TEXT PROVIDED:
###
Assignment Operators

Assignment operators put values into names or properties. Compound assignment changes a value using its current value.

let items = 5;

items += 1;  // 6
items *= 12; // 72

Operators & Expressions

Assignment is a side effect, so make it easy to see.

The basic assignment operator is =. It stores the right-hand value into the left-hand target. That target can be a variable, object property or array position.

Compound assignment combines an operation with assignment: +=, -=, *=, /=, %= and **=. Modern JavaScript also has logical assignment operators such as ||=, &&= and ??=.

Assignment expressions return a value, but professional code usually avoids hiding assignment deep inside other expressions. When state changes, make the change obvious.

=

Assigns a value to a variable or property.

+= and -=

Adds or subtracts and stores the result back into the same target.

*=, /=, %=, **=

Numeric compound assignments for calculations.

??=, ||=, &&=

Logical assignment for defaults and conditional state updates.

Examples

Operators are small symbols with big consequences.

Readable state updates

let itemCount = 5;
const hasExtraItem = true;

if (hasExtraItem) {
  itemCount += 1;
}

user.owner ??= "Default owner";

Hidden assignment inside another expression

let itemCount = 5;
let total;

if ((total = itemCount * 12) > 1000) {
  console.log("Large total");
}

// This works, but it hides a state change inside a condition.

Rules that matter

Make expression intent visible.

JavaScript operators are compact, but compact is not always clear. Convert values before comparing or calculating, use strict checks by default and add parentheses when a future reader would otherwise need to remember a precedence table.

Use assignment as a visible action

A changed value should be easy to spot while reading.

Use compound assignment for simple updates

count += 1 is clearer than count = count + 1.

Avoid nested assignment

Assignment inside conditions or function calls is legal, but often too clever.

Use ??= for missing defaults

It only assigns when the current value is null or undefined.

Be careful with ||= defaults

It overwrites valid falsy values such as 0 and empty strings.

Prefer const when no reassignment is needed

Assignment is not a habit. It should communicate change.

Production thinking

Readable expressions prevent silent bugs.

Why does this matter?
###
INFORMATION GIVEN:
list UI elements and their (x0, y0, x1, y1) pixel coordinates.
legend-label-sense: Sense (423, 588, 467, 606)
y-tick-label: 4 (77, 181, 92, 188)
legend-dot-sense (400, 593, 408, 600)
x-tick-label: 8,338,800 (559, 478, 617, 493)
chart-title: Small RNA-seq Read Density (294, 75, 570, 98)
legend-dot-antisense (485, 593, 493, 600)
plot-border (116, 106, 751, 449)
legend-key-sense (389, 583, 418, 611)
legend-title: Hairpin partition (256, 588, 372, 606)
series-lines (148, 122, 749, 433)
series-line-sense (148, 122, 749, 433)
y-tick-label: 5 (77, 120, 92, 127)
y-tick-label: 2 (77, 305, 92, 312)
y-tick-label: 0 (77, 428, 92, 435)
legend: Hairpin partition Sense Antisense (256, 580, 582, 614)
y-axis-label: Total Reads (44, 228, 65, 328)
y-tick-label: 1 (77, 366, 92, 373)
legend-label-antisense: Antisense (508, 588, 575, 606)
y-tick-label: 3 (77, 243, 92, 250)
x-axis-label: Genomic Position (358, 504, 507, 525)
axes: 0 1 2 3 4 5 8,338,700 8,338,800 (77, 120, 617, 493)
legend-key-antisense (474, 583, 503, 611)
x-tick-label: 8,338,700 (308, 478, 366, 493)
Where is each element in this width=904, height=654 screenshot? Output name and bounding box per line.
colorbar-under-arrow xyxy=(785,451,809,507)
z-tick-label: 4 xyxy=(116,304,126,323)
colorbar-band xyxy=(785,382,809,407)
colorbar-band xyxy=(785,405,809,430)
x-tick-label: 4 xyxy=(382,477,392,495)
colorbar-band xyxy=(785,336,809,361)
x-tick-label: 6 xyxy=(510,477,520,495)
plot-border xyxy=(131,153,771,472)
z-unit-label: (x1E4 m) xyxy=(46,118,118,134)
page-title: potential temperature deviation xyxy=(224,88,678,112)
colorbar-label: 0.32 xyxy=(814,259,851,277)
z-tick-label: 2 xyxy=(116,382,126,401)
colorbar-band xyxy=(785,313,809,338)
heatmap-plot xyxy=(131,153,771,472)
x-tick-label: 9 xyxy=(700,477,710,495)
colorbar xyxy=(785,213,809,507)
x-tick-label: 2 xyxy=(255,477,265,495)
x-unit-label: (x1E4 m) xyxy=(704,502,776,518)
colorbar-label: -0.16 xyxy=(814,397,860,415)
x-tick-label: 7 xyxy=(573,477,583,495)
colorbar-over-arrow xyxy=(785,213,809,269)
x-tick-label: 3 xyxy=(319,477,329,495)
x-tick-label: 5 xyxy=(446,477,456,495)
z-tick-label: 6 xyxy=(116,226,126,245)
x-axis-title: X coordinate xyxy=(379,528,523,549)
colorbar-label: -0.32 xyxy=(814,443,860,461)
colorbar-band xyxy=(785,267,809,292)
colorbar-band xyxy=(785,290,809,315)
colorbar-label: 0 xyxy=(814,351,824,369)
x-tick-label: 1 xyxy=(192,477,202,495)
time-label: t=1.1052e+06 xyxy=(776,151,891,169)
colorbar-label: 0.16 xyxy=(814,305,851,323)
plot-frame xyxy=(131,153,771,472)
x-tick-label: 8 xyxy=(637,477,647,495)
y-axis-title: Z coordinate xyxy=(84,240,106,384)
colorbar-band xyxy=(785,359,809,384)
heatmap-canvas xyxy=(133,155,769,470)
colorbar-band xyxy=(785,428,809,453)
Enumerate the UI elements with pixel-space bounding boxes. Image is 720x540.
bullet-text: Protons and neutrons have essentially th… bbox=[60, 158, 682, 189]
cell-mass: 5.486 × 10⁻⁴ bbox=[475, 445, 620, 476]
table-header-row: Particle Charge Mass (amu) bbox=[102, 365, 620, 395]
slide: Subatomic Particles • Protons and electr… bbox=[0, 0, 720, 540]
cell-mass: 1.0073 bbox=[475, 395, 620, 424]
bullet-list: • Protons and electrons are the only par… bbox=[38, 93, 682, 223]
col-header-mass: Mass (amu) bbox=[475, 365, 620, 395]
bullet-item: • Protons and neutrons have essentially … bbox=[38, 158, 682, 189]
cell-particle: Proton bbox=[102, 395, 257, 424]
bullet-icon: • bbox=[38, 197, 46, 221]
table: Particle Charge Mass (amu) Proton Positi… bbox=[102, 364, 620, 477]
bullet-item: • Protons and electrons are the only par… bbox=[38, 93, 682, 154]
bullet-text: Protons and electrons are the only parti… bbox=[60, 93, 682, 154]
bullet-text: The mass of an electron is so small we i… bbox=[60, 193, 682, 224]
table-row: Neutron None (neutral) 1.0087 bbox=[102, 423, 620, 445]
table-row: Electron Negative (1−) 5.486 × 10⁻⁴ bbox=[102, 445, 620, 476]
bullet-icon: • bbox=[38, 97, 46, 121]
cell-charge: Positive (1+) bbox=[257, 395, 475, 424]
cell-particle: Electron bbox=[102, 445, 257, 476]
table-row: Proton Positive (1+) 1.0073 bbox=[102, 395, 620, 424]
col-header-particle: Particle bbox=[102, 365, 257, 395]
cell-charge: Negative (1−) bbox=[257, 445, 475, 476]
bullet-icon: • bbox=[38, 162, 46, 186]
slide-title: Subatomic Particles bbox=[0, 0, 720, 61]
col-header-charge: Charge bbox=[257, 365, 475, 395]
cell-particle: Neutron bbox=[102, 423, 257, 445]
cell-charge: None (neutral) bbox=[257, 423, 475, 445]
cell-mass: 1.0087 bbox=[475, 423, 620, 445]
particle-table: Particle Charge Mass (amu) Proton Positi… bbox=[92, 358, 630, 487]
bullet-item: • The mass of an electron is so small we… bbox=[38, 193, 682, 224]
###
AIM OF THE EXERCISE: Pick up the text on JavaScript assignment operators after its last line, "Why does this matter?", and keep writing it. Nothing here depends on the records.

TASK OUTPUT:
Assignment changes program state. If state changes are hidden, debugging becomes guesswork.

Accessibility

Assignment often updates aria state, messages and form status. Hidden state changes can leave the visible UI out of sync.

Production note

Production code benefits from predictable, local state changes. Avoid assignment patterns that require mental gymnastics.

SEO note

If assignment controls rendered content, unclear state updates can lead to missing or stale page data.

Live code lab

Change the HTML, CSS or JavaScript and run the result.

The preview runs inside an isolated iframe. The JavaScript is placed inside the HTML editor for now, so every example stays together and remains easy to understand.

Mini assignment

Try this now.

  • Change ??= to ||= and set owner to an empty string.
  • Add a remove button that uses itemCount -= 1.
  • Rewrite itemCount += 1 as itemCount = itemCount + 1.

Practice assignment

Do this before moving to the next topic.

  1. Write three compound assignment examples.
  2. Use ??= to set a default value.
  3. Find one assignment that would be clearer as a separate line.

Try it yourself

Use compound and nullish assignment

Live preview

Self-check

Before you continue, prove that you understand Assignment Operators.

Intermediate

Say the answer in plain language. If you can explain the operator behavior, you can debug the expression.

  1. Can you explain what assignment changes?
  2. Can you explain why += is useful?
  3. Can you explain why nested assignment can be confusing?
  4. Can you explain the difference between ||= and ??=?
  5. Can you explain when const is better than let?